Write out the listing in full, matching it word for word.

A run of records:
***

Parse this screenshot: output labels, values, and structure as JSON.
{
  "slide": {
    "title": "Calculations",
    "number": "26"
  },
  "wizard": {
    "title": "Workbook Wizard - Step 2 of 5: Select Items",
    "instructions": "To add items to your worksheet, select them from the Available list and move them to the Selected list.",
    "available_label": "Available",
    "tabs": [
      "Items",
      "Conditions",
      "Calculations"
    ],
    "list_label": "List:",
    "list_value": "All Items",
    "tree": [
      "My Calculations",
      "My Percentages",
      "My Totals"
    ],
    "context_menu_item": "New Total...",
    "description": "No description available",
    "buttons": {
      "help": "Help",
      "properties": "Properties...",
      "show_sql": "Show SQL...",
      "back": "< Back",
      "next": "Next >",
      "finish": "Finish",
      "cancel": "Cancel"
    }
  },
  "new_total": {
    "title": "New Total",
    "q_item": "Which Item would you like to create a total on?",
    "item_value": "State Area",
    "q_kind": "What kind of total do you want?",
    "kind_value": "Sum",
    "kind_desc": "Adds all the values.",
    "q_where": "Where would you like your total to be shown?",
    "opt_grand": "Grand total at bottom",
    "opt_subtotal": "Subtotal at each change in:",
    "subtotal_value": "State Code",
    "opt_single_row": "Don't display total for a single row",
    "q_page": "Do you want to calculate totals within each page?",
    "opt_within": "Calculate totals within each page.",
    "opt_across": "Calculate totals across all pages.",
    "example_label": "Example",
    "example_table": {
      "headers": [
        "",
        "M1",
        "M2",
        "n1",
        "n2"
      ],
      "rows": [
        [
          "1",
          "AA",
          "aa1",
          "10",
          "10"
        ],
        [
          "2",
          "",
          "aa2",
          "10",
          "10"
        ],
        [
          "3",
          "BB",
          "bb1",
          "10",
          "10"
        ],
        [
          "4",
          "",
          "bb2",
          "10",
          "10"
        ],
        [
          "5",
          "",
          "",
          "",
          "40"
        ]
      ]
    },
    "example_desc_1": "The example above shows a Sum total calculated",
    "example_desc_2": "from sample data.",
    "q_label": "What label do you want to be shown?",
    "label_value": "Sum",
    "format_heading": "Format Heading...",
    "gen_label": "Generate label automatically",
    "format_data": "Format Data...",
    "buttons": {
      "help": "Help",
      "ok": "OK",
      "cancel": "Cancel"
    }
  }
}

***

**EXERCISE RESPONSE:**
Parse this screenshot: output labels, values, and structure as JSON.
{
  "slide": {
    "title": "Calculations",
    "number": "26"
  },
  "wizard": {
    "title": "Workbook Wizard - Step 2 of 5: Select Items",
    "instructions": "To add items to your worksheet, select them from the Available list and move them to the Selected list.",
    "available_label": "Available",
    "tabs": [
      "Items",
      "Conditions",
      "Calculations"
    ],
    "list_label": "List:",
    "list_value": "All Items",
    "tree": [
      "My Calculations",
      "My Percentages",
      "My Totals"
    ],
    "context_menu_item": "New Total...",
    "description": "No description available",
    "buttons": {
      "help": "Help",
      "properties": "Properties...",
      "show_sql": "Show SQL...",
      "back": "< Back",
      "next": "Next >",
      "finish": "Finish",
      "cancel": "Cancel"
    }
  },
  "new_total": {
    "title": "New Total",
    "q_item": "Which Item would you like to create a total on?",
    "item_value": "State Area",
    "q_kind": "What kind of total do you want?",
    "kind_value": "Sum",
    "kind_desc": "Adds all the values.",
    "q_where": "Where would you like your total to be shown?",
    "opt_grand": "Grand total at bottom",
    "opt_subtotal": "Subtotal at each change in:",
    "subtotal_value": "State Code",
    "opt_single_row": "Don't display total for a single row",
    "q_page": "Do you want to calculate totals within each page?",
    "opt_within": "Calculate totals within each page.",
    "opt_across": "Calculate totals across all pages.",
    "example_label": "Example",
    "example_table": {
      "headers": [
        "",
        "M1",
        "M2",
        "n1",
        "n2"
      ],
      "rows": [
        [
          "1",
          "AA",
          "aa1",
          "10",
          "10"
        ],
        [
          "2",
          "",
          "aa2",
          "10",
          "10"
        ],
        [
          "3",
          "BB",
          "bb1",
          "10",
          "10"
        ],
        [
          "4",
          "",
          "bb2",
          "10",
          "10"
        ],
        [
          "5",
          "",
          "",
          "",
          "40"
        ]
      ]
    },
    "example_desc_1": "The example above shows a Sum total calculated",
    "example_desc_2": "from sample data.",
    "q_label": "What label do you want to be shown?",
    "label_value": "Sum",
    "format_heading": "Format Heading...",
    "gen_label": "Generate label automatically",
    "format_data": "Format Data...",
    "buttons": {
      "help": "Help",
      "ok": "OK",
      "cancel": "Cancel"
    }
  }
}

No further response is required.